Exercise goal: Sort through the entries below and pull out lines containing the word "this".

____

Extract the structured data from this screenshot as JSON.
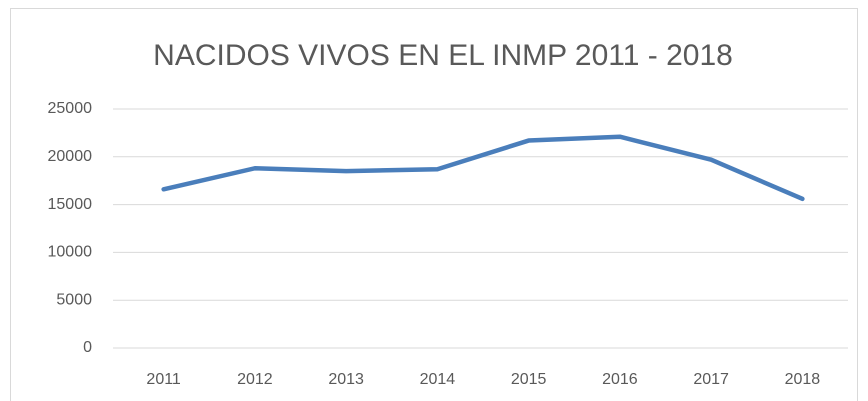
{
  "chart_data": {
    "type": "line",
    "title": "NACIDOS VIVOS EN EL INMP 2011 - 2018",
    "categories": [
      "2011",
      "2012",
      "2013",
      "2014",
      "2015",
      "2016",
      "2017",
      "2018"
    ],
    "series": [
      {
        "name": "Nacidos vivos",
        "color": "#4a7ebb",
        "values": [
          16600,
          18800,
          18500,
          18700,
          21700,
          22100,
          19700,
          15600
        ]
      }
    ],
    "ylim": [
      0,
      25000
    ],
    "yticks": [
      0,
      5000,
      10000,
      15000,
      20000,
      25000
    ],
    "grid": true
  }
}
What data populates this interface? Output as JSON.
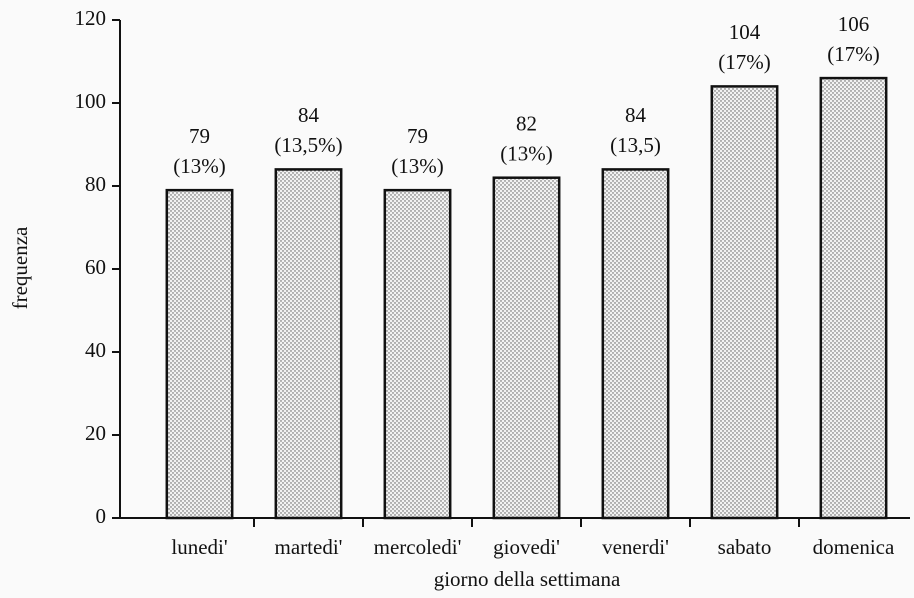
{
  "chart_data": {
    "type": "bar",
    "xlabel": "giorno della settimana",
    "ylabel": "frequenza",
    "categories": [
      "lunedi'",
      "martedi'",
      "mercoledi'",
      "giovedi'",
      "venerdi'",
      "sabato",
      "domenica"
    ],
    "values": [
      79,
      84,
      79,
      82,
      84,
      104,
      106
    ],
    "percent_labels": [
      "(13%)",
      "(13,5%)",
      "(13%)",
      "(13%)",
      "(13,5)",
      "(17%)",
      "(17%)"
    ],
    "color": "#e6e6e6",
    "ylim": [
      0,
      120
    ],
    "yticks": [
      0,
      20,
      40,
      60,
      80,
      100,
      120
    ],
    "grid": false
  }
}
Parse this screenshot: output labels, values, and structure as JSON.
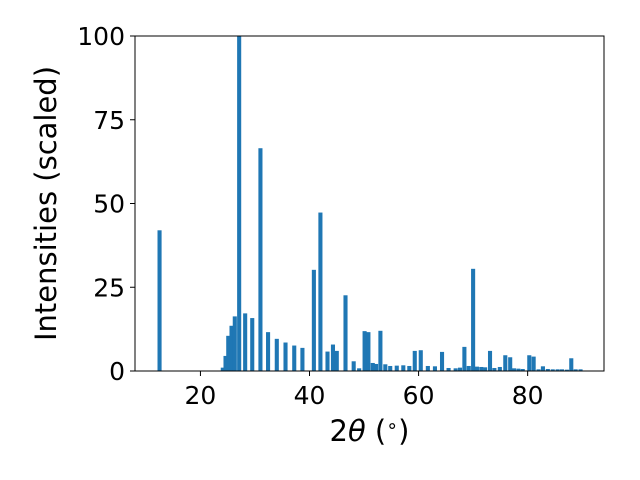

____

Problem solution:
Extract the structured data from this screenshot as JSON.
What data populates this interface? Output as JSON.
Parse this screenshot: output labels, values, and structure as JSON.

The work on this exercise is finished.